INSTRUCTIONS -
1 - In the article below on a Dutch refinery and rose growing, how many roses does Frank van Os produce each year?
2 - Carry on the article below about the Dutch refinery and roses, starting after its final paragraph.

A Dutch Refinery Clears the Air to Grow Roses

By Jad Mouawad, June 30, 2006


MAASLAND, the Netherlands – A few miles north of Rotterdam, in a region the Dutch call “glass city” for its thousands of greenhouses, gardeners like Frank van Os are part of an unconventional experiment by Royal Dutch Shell to curb carbon emissions.


Mr. van Os produces four million roses each year, flooding the atmosphere inside his vast glass canopy with pure carbon dioxide to bolster his crop. What is unusual is that he now gets the carbon dioxide piped in directly from Pernis, a Shell refinery that is Europe’s largest and typically discharges tons of the gas into the atmosphere every year.


“You can just hear it,” said Mr. van Os, as carbon dioxide hissed through small plastic pipes, feeding the long-stemmed red roses all around. “It goes pshh.”


Shell’s modest effort in this corner of Europe – aiming to cut the refinery’s emissions by 8 percent by diverting it to about 500 greenhouses ? is not going to solve the global warming challenge, of course. But the experiment to limit emissions of carbon dioxide, the main greenhouse gas blamed for climate change, illustrates a fundamental shift in the oil industry that offers glimmers of hope for the future.


With energy consumption expected to increase over the next few decades, a number of leading oil executives now say that how their industry manages carbon emissions will become as important to their business prospects as replenishing energy reserves.


“The debate about CO2 is changing,” Jeroen van der Veer, the chief executive of Shell, said in a recent interview. “You can either fight it – which is useless – or you can see it as a business opportunity.”


The rising alarm over global warming has prompted some oil executives – particularly those based in Europe like Shell and BP – to promote their efforts to develop alternative energy sources that release less carbon dioxide, like wind, solar power and hydrogen from renewable sources.


But the more important industry effort turns on the ability to manage emissions from petroleum itself, based on a self-interested recognition that, if nothing is done, the future costs of carbon emissions may threaten the core of their business, the production of fossil fuels.


The industry’s involvement in the debate is clouded by suspicions that oil companies, even as they seek to develop alternative and renewable sources of energy, are also heavily investing in resources that are dirtier and more polluting than crude oil.

[Listings of boxed layout items]
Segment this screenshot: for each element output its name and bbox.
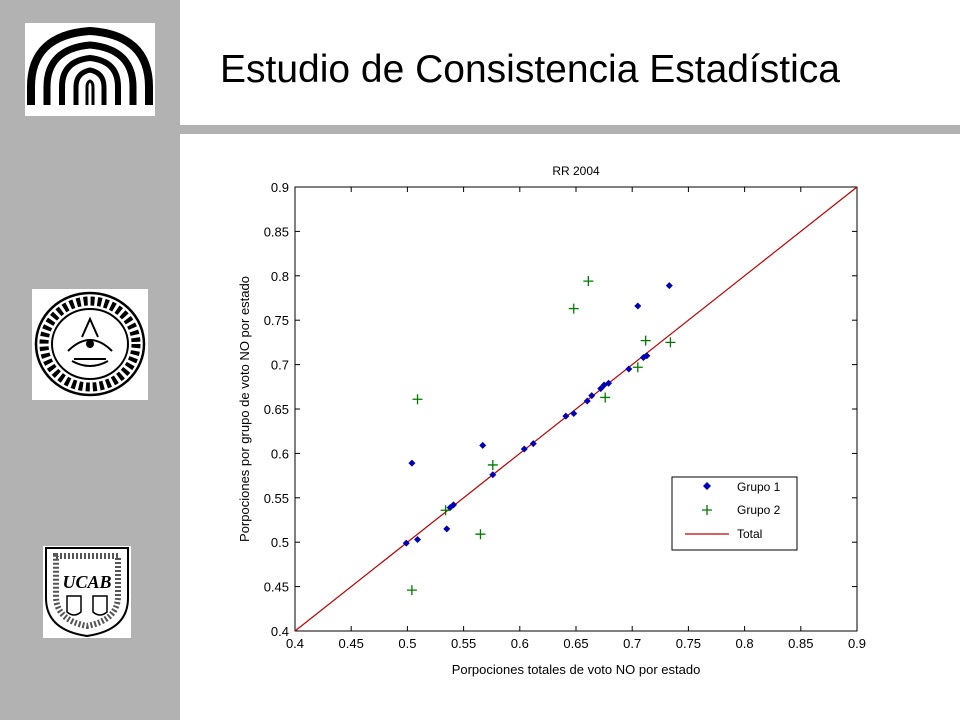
y-tick-label: 0.65 xyxy=(264,402,289,417)
x-tick-label: 0.9 xyxy=(848,636,866,651)
header-divider xyxy=(180,125,960,134)
grupo1-point xyxy=(479,441,487,449)
grupo1-point xyxy=(583,397,591,405)
grupo2-point xyxy=(475,529,486,540)
grupo2-point xyxy=(568,303,579,314)
grupo1-point xyxy=(605,379,613,387)
x-tick-label: 0.85 xyxy=(788,636,813,651)
x-tick-label: 0.6 xyxy=(511,636,529,651)
total-line xyxy=(294,186,858,632)
grupo2-point xyxy=(487,459,498,470)
grupo1-point xyxy=(402,539,410,547)
legend-grupo1-marker xyxy=(703,482,711,490)
y-tick-label: 0.85 xyxy=(264,224,289,239)
x-tick-label: 0.75 xyxy=(676,636,701,651)
legend-total-label: Total xyxy=(737,527,762,541)
legend-grupo1-label: Grupo 1 xyxy=(737,480,781,494)
usb-logo-icon xyxy=(27,26,153,105)
x-tick-label: 0.5 xyxy=(398,636,416,651)
x-tick-label: 0.7 xyxy=(623,636,641,651)
grupo1-point xyxy=(489,471,497,479)
grupo1-point xyxy=(597,385,605,393)
y-tick-label: 0.6 xyxy=(271,446,289,461)
y-axis-label: Porpociones por grupo de voto NO por est… xyxy=(237,276,252,542)
svg-text:UCAB: UCAB xyxy=(62,572,111,592)
legend-grupo2-label: Grupo 2 xyxy=(737,503,781,517)
x-tick-label: 0.8 xyxy=(736,636,754,651)
grupo1-point xyxy=(443,525,451,533)
y-tick-label: 0.5 xyxy=(271,535,289,550)
scatter-chart: RR 2004 0.4 0.45 0.5 0.55 0.6 0.65 0.7 0.75 0.8 0… xyxy=(237,164,866,677)
grupo1-point xyxy=(665,282,673,290)
y-tick-label: 0.9 xyxy=(271,180,289,195)
chart-title: RR 2004 xyxy=(552,164,600,178)
grupo1-point xyxy=(634,302,642,310)
ucab-shield-icon: UCAB xyxy=(45,547,129,638)
usb-logo xyxy=(25,23,155,116)
x-axis-label: Porpociones totales de voto NO por estad… xyxy=(452,662,701,677)
grupo2-point xyxy=(583,276,594,287)
grupo2-point xyxy=(600,392,611,403)
x-tick-label: 0.65 xyxy=(563,636,588,651)
x-tick-label: 0.55 xyxy=(451,636,476,651)
y-tick-label: 0.7 xyxy=(271,358,289,373)
grupo1-point xyxy=(570,409,578,417)
grupo1-point xyxy=(562,412,570,420)
x-tick-label: 0.45 xyxy=(339,636,364,651)
grupo1-point xyxy=(408,459,416,467)
ucv-seal-icon xyxy=(34,291,146,397)
grupo2-point xyxy=(440,505,451,516)
grupo2-point xyxy=(406,585,417,596)
grupo2-point xyxy=(665,337,676,348)
y-tick-label: 0.4 xyxy=(271,624,289,639)
y-tick-label: 0.55 xyxy=(264,491,289,506)
legend-grupo2-marker xyxy=(702,505,712,515)
y-tick-label: 0.45 xyxy=(264,580,289,595)
ucab-shield: UCAB xyxy=(43,546,131,638)
grupo2-point xyxy=(632,362,643,373)
y-tick-label: 0.75 xyxy=(264,313,289,328)
grupo2-point xyxy=(412,394,423,405)
grupo1-point xyxy=(520,445,528,453)
legend: Grupo 1 Grupo 2 Total xyxy=(671,476,798,551)
grupo1-point xyxy=(643,352,651,360)
legend-box xyxy=(671,476,798,551)
page-title: Estudio de Consistencia Estadística xyxy=(220,48,841,91)
grupo1-point xyxy=(588,392,596,400)
grupo1-point xyxy=(414,536,422,544)
x-tick-label: 0.4 xyxy=(286,636,304,651)
grupo1-point xyxy=(529,440,537,448)
grupo1-point xyxy=(449,501,457,509)
grupo2-point xyxy=(640,335,651,346)
grupo1-point xyxy=(625,365,633,373)
ucv-seal xyxy=(32,289,148,400)
y-tick-label: 0.8 xyxy=(271,269,289,284)
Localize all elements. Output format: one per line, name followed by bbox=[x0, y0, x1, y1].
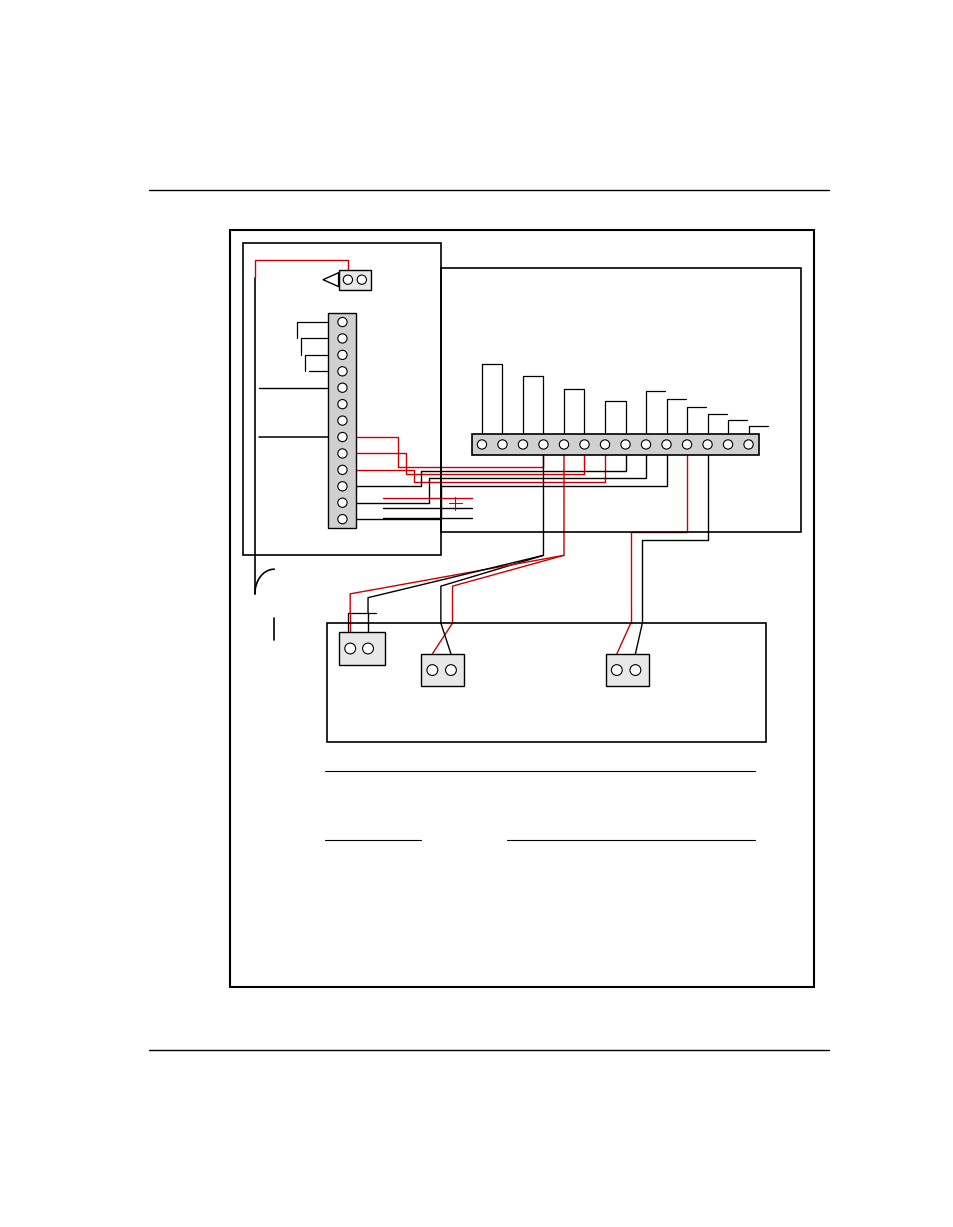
Circle shape bbox=[620, 439, 630, 449]
Circle shape bbox=[337, 400, 347, 409]
Circle shape bbox=[344, 643, 355, 654]
Circle shape bbox=[476, 439, 486, 449]
Circle shape bbox=[579, 439, 589, 449]
Circle shape bbox=[337, 449, 347, 458]
Circle shape bbox=[445, 665, 456, 675]
Circle shape bbox=[558, 439, 568, 449]
Bar bbox=[421, 654, 464, 686]
Circle shape bbox=[337, 383, 347, 393]
Bar bbox=[440, 269, 801, 533]
Circle shape bbox=[599, 439, 609, 449]
Circle shape bbox=[337, 514, 347, 524]
Circle shape bbox=[661, 439, 671, 449]
Circle shape bbox=[337, 432, 347, 442]
Circle shape bbox=[337, 367, 347, 375]
Circle shape bbox=[337, 465, 347, 475]
Bar bbox=[243, 243, 440, 556]
Bar bbox=[328, 313, 356, 529]
Circle shape bbox=[517, 439, 527, 449]
Circle shape bbox=[629, 665, 640, 675]
Circle shape bbox=[722, 439, 732, 449]
Circle shape bbox=[337, 498, 347, 507]
Circle shape bbox=[702, 439, 712, 449]
Circle shape bbox=[343, 275, 353, 285]
Circle shape bbox=[743, 439, 753, 449]
Bar bbox=[472, 433, 758, 455]
Circle shape bbox=[337, 334, 347, 344]
Bar bbox=[230, 231, 814, 987]
Bar bbox=[338, 270, 371, 290]
Circle shape bbox=[362, 643, 373, 654]
Circle shape bbox=[538, 439, 548, 449]
Circle shape bbox=[427, 665, 437, 675]
Circle shape bbox=[681, 439, 691, 449]
Circle shape bbox=[337, 318, 347, 326]
Bar bbox=[327, 623, 765, 742]
Circle shape bbox=[497, 439, 507, 449]
Bar bbox=[338, 632, 385, 665]
Circle shape bbox=[337, 350, 347, 360]
Circle shape bbox=[640, 439, 650, 449]
Circle shape bbox=[611, 665, 621, 675]
Circle shape bbox=[356, 275, 366, 285]
Bar bbox=[605, 654, 648, 686]
Circle shape bbox=[337, 416, 347, 426]
Circle shape bbox=[337, 482, 347, 491]
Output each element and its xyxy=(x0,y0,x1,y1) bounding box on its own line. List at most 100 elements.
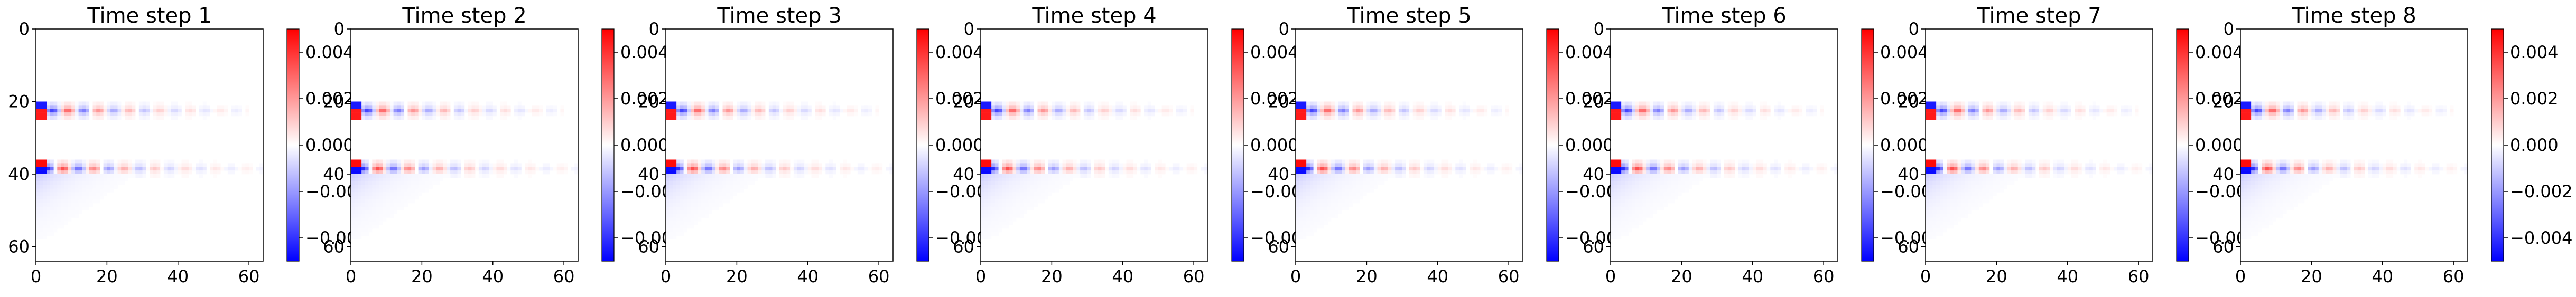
heatmap-cell xyxy=(379,206,383,211)
heatmap-cell xyxy=(379,181,383,185)
heatmap-cell xyxy=(425,188,430,193)
heatmap-cell xyxy=(704,199,709,204)
heatmap-cell xyxy=(379,174,383,178)
heatmap-cell xyxy=(1055,170,1059,175)
heatmap-cell xyxy=(1628,105,1632,109)
heatmap-cell xyxy=(142,101,146,106)
heatmap-cell xyxy=(1296,174,1300,178)
heatmap-cell xyxy=(994,177,999,182)
heatmap-cell xyxy=(1094,167,1099,171)
heatmap-cell xyxy=(1667,109,1671,113)
heatmap-cell xyxy=(2124,109,2128,113)
heatmap-cell xyxy=(998,167,1002,171)
heatmap-cell xyxy=(1037,167,1041,171)
heatmap-cell xyxy=(722,185,727,189)
heatmap-cell xyxy=(1370,159,1374,164)
heatmap-cell xyxy=(1617,170,1622,175)
heatmap-cell xyxy=(1699,163,1703,167)
heatmap-cell xyxy=(988,214,992,218)
heatmap-cell xyxy=(61,163,65,167)
heatmap-cell xyxy=(1130,116,1134,120)
heatmap-cell xyxy=(92,112,97,117)
heatmap-cell xyxy=(981,214,985,218)
heatmap-cell xyxy=(354,185,358,189)
colorbar-tick-label: 0.004 xyxy=(620,42,669,62)
heatmap-cell xyxy=(1069,109,1073,113)
heatmap-cell xyxy=(2075,109,2079,113)
heatmap-cell xyxy=(57,174,61,178)
heatmap-cell xyxy=(1356,163,1360,167)
heatmap-cell xyxy=(368,116,373,120)
heatmap-cell xyxy=(1002,112,1006,117)
heatmap-cell xyxy=(1204,170,1208,175)
heatmap-cell xyxy=(43,203,47,207)
heatmap-cell xyxy=(1628,203,1632,207)
heatmap-cell xyxy=(1996,101,2001,106)
heatmap-cell xyxy=(351,228,355,233)
heatmap-cell xyxy=(1770,170,1774,175)
heatmap-cell xyxy=(2075,105,2079,109)
heatmap-cell xyxy=(1345,167,1350,171)
heatmap-cell xyxy=(1194,163,1198,167)
heatmap-cell xyxy=(1016,210,1020,214)
heatmap-cell xyxy=(68,109,72,113)
heatmap-cell xyxy=(1012,188,1017,193)
heatmap-cell xyxy=(86,181,90,185)
heatmap-cell xyxy=(825,170,830,175)
heatmap-cell xyxy=(2011,105,2015,109)
heatmap-cell xyxy=(478,174,482,178)
heatmap-cell xyxy=(358,177,362,182)
heatmap-cell xyxy=(673,232,677,236)
heatmap-cell xyxy=(1738,163,1742,167)
heatmap-cell xyxy=(704,196,709,200)
heatmap-cell xyxy=(1611,221,1615,225)
heatmap-cell xyxy=(981,217,985,222)
heatmap-cell xyxy=(1041,112,1045,117)
heatmap-cell xyxy=(804,112,808,117)
heatmap-cell xyxy=(1352,163,1356,167)
heatmap-cell xyxy=(43,112,47,117)
colorbar-tick-label: 0.004 xyxy=(1880,42,1929,62)
heatmap-cell xyxy=(1098,163,1102,167)
heatmap-cell xyxy=(1459,105,1463,109)
heatmap-cell xyxy=(2075,112,2079,117)
heatmap-cell xyxy=(178,170,182,175)
heatmap-cell xyxy=(666,225,670,229)
heatmap-cell xyxy=(500,105,504,109)
heatmap-cell xyxy=(998,177,1002,182)
heatmap-cell xyxy=(1799,167,1803,171)
heatmap-cell xyxy=(994,170,999,175)
heatmap-cell xyxy=(708,199,712,204)
heatmap-cell xyxy=(1094,109,1099,113)
heatmap-cell xyxy=(1745,174,1750,178)
heatmap-cell xyxy=(64,101,68,106)
heatmap-cell xyxy=(397,159,401,164)
heatmap-cell xyxy=(383,170,387,175)
heatmap-cell xyxy=(372,181,376,185)
heatmap-cell xyxy=(354,105,358,109)
heatmap-cell xyxy=(1402,170,1406,175)
heatmap-cell xyxy=(1434,105,1438,109)
heatmap-cell xyxy=(1802,163,1806,167)
heatmap-cell xyxy=(726,101,730,106)
heatmap-cell xyxy=(99,192,104,196)
heatmap-cell xyxy=(687,214,691,218)
heatmap-cell xyxy=(163,112,168,117)
heatmap-cell xyxy=(1359,185,1363,189)
heatmap-cell xyxy=(680,225,684,229)
heatmap-cell xyxy=(1119,109,1123,113)
heatmap-cell xyxy=(1019,177,1024,182)
heatmap-cell xyxy=(2078,109,2082,113)
heatmap-cell xyxy=(1621,167,1625,171)
heatmap-cell xyxy=(163,159,168,164)
heatmap-cell xyxy=(765,174,769,178)
heatmap-cell xyxy=(1299,112,1303,117)
heatmap-cell xyxy=(691,199,695,204)
heatmap-cell xyxy=(783,159,787,164)
heatmap-cell xyxy=(114,116,118,120)
heatmap-cell xyxy=(401,177,405,182)
heatmap-cell xyxy=(1370,185,1374,189)
heatmap-cell xyxy=(128,174,132,178)
heatmap-cell xyxy=(486,112,490,117)
heatmap-cell xyxy=(1296,170,1300,175)
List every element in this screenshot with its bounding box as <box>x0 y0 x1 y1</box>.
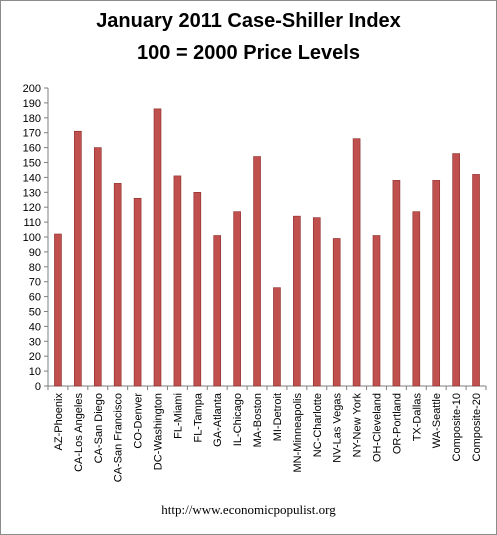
x-tick-label: NV-Las Vegas <box>332 393 344 463</box>
chart-title: January 2011 Case-Shiller Index <box>96 10 401 32</box>
y-tick-label: 60 <box>29 292 41 304</box>
x-tick-label: AZ-Phoenix <box>53 393 65 451</box>
y-tick-label: 160 <box>23 143 41 155</box>
x-tick-label: CA-Los Angeles <box>73 393 85 472</box>
bar <box>372 235 381 387</box>
x-tick-label: WA-Seattle <box>431 393 443 448</box>
bar <box>432 180 441 387</box>
y-tick-label: 80 <box>29 262 41 274</box>
bar <box>452 153 460 387</box>
x-tick-label: GA-Atlanta <box>212 392 224 447</box>
x-tick-label: NC-Charlotte <box>312 393 324 457</box>
bar <box>273 287 281 387</box>
bar <box>332 238 341 387</box>
x-tick-label: MI-Detroit <box>272 393 284 441</box>
bar <box>472 174 480 387</box>
x-tick-label: MN-Minneapolis <box>292 393 304 473</box>
bar <box>352 138 361 387</box>
bar <box>113 183 122 387</box>
bar <box>312 217 321 387</box>
y-tick-label: 190 <box>23 98 41 110</box>
y-tick-label: 170 <box>23 128 41 140</box>
x-tick-label: FL-Miami <box>172 393 184 439</box>
source-url: http://www.economicpopulist.org <box>161 502 336 517</box>
bar <box>253 156 261 387</box>
bar <box>193 192 202 387</box>
bar <box>153 108 162 387</box>
bar <box>54 233 62 387</box>
x-tick-label: OH-Cleveland <box>372 393 384 462</box>
x-tick-labels: AZ-Phoenix CA-Los Angeles CA-San Diego CA-S… <box>53 392 483 482</box>
bar <box>412 211 421 387</box>
x-tick-label: NY-New York <box>352 393 364 458</box>
chart-bars <box>54 108 480 387</box>
x-tick-label: FL-Tampa <box>192 392 204 442</box>
x-tick-label: CA-San Francisco <box>113 393 125 482</box>
x-tick-label: TX-Dallas <box>411 393 423 442</box>
chart-subtitle: 100 = 2000 Price Levels <box>137 42 360 64</box>
bar <box>392 180 401 387</box>
y-tick-label: 120 <box>23 202 41 214</box>
y-tick-label: 180 <box>23 113 41 125</box>
bar <box>93 147 102 387</box>
y-tick-label: 40 <box>29 321 41 333</box>
x-tick-label: Composite-10 <box>451 393 463 461</box>
x-tick-label: Composite-20 <box>471 393 483 461</box>
x-tick-label: CO-Denver <box>133 393 145 449</box>
bar <box>74 130 82 387</box>
bar <box>133 197 142 387</box>
y-tick-label: 200 <box>23 83 41 95</box>
bar <box>173 175 182 387</box>
x-tick-label: IL-Chicago <box>232 393 244 446</box>
bar <box>293 215 301 387</box>
x-tick-label: CA-San Diego <box>93 393 105 463</box>
y-tick-label: 70 <box>29 277 41 289</box>
y-tick-label: 20 <box>29 351 41 363</box>
x-tick-label: DC-Washington <box>153 393 165 470</box>
y-tick-label: 30 <box>29 336 41 348</box>
bar <box>233 211 241 387</box>
y-tick-label: 10 <box>29 366 41 378</box>
x-tick-label: MA-Boston <box>252 393 264 447</box>
y-tick-label: 140 <box>23 172 41 184</box>
y-tick-label: 100 <box>23 232 41 244</box>
y-tick-label: 150 <box>23 158 41 170</box>
y-tick-label: 90 <box>29 247 41 259</box>
y-tick-label: 130 <box>23 187 41 199</box>
chart-axes: 0 10 20 30 40 50 60 70 80 90 100 110 120 130 140 150 160… <box>23 83 487 393</box>
bar <box>213 235 222 387</box>
x-tick-label: OR-Portland <box>391 393 403 454</box>
y-tick-label: 110 <box>23 217 41 229</box>
y-tick-label: 0 <box>35 381 41 393</box>
y-tick-label: 50 <box>29 307 41 319</box>
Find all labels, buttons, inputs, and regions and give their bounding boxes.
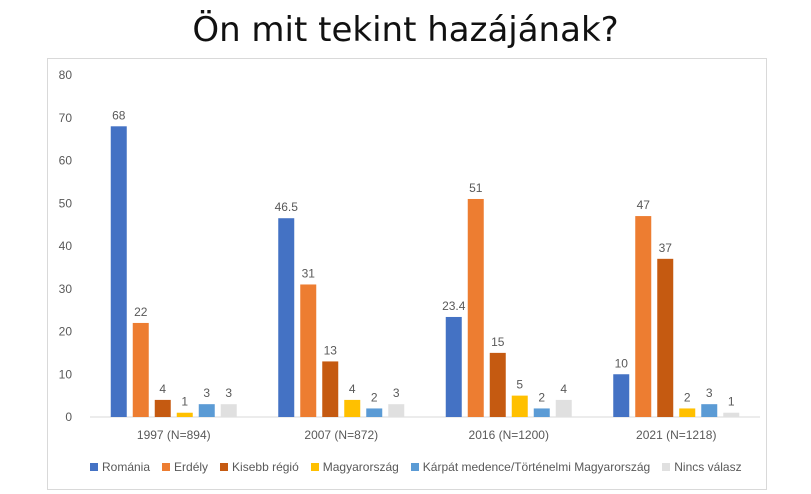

EXERCISE RESULTS -
1 - Four million.

2 -
While some environmentalists continue to question the industry’s motives, many oil executives say that they now recognize that to sustain the industry over the long run they need to help mitigate carbon emissions and other harmful pollutants from their operations.


For years, oil companies would not talk about the impact of their business on the environment. That many are even acknowledging the link between fossil fuels and climate change is a measure of how far they have come over the last decade.


“It is urgent to act,” Thierry Desmarest, the chief executive of Total, the French oil company, said during a recent breakfast at the Four Seasons Hotel in Manhattan. “Carbon is what poses the biggest problem.”


Climate experts estimate that overall carbon emissions from fossil fuels must be cut at least in half by 2050 to stabilize their effect on global warming. It is a monumental task.


Emissions of carbon dioxide from the burning of hydrocarbons – oil, natural gas and coal – may grow by 70 percent in the next 25 years if nothing is done to contain them. They reached 25 billion metric tons in 2003, up 4.5 percent from the previous year, according to the most recent estimates by the Energy Department. Since the Kyoto Protocol was signed in 1997, emissions have risen by 20 percent.


“People at the top of the oil business are beginning to realize that there is a problem with climate change and they are looking for ways to compete in a carbon-constrained world,” said David Keith, an energy and climate specialist at the University of Calgary. “Most of that elite now admits the problem is real.”


At the Pernis refinery near here, the stakes are clear and the search for how to compete is under way. Two 700-foot high stacks spew six million tons of carbon dioxide a year into the atmosphere, or 3 percent of the total emissions in the Netherlands.


Business Opportunity


Every day, the refinery processes about 412,000 barrels of crude oil that are shipped from distant places like Nigeria, Kuwait and Norway, and converts that oil into gasoline and dozens of other petroleum products.


The refinery, near the mouth of the Rotterdam ship canal by the North Sea, sprawls across 1,700 acres with a dizzying array of stacks and chimneys, amid noise and vapor. There are 100,000 miles of pipeline, enough to go four times around the globe.


Shell aims to sell 500,000 tons of carbon dioxide a year. While a lot of the gas still ends up in the atmosphere, the reduction is a net gain for the environment: gardeners like Mr. van Os have stopped producing an equivalent amount of carbon dioxide to grow their crops.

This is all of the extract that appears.